▶ [The request] Write each line word for word, from the line that contains "Output a JSON" through the last line of the material below.

▶ [Given information]
· · · ·

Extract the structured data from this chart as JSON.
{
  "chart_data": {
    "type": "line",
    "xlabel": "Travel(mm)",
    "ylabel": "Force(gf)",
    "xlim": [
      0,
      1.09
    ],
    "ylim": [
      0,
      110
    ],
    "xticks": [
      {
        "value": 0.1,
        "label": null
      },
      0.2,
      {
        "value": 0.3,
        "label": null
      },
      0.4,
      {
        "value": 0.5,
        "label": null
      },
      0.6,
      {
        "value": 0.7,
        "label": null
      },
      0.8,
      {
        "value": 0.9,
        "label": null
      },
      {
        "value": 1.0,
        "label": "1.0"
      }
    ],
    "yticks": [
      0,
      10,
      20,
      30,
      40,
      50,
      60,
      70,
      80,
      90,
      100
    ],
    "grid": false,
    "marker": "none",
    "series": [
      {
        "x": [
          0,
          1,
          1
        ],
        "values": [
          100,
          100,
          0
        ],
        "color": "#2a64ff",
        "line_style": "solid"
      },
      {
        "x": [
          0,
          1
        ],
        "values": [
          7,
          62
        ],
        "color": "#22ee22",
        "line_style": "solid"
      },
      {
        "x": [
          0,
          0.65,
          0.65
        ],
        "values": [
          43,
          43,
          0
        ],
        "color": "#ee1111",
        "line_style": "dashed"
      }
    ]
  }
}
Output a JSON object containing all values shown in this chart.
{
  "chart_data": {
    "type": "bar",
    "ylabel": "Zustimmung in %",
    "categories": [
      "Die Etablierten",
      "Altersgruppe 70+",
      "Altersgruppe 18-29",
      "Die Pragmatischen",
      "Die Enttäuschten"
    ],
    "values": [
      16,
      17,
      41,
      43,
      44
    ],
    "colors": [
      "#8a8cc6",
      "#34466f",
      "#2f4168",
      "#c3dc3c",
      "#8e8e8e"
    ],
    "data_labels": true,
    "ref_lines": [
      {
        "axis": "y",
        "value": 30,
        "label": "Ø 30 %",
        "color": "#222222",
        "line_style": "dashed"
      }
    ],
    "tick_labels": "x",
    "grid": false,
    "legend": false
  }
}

· · · ·

▶ [Result]
Output a JSON object containing all values shown in this chart.
{
  "chart_data": {
    "type": "bar",
    "ylabel": "Zustimmung in %",
    "categories": [
      "Die Etablierten",
      "Altersgruppe 70+",
      "Altersgruppe 18-29",
      "Die Pragmatischen",
      "Die Enttäuschten"
    ],
    "values": [
      16,
      17,
      41,
      43,
      44
    ],
    "colors": [
      "#8a8cc6",
      "#34466f",
      "#2f4168",
      "#c3dc3c",
      "#8e8e8e"
    ],
    "data_labels": true,
    "ref_lines": [
      {
        "axis": "y",
        "value": 30,
        "label": "Ø 30 %",
        "color": "#222222",
        "line_style": "dashed"
      }
    ],
    "tick_labels": "x",
    "grid": false,
    "legend": false
  }
}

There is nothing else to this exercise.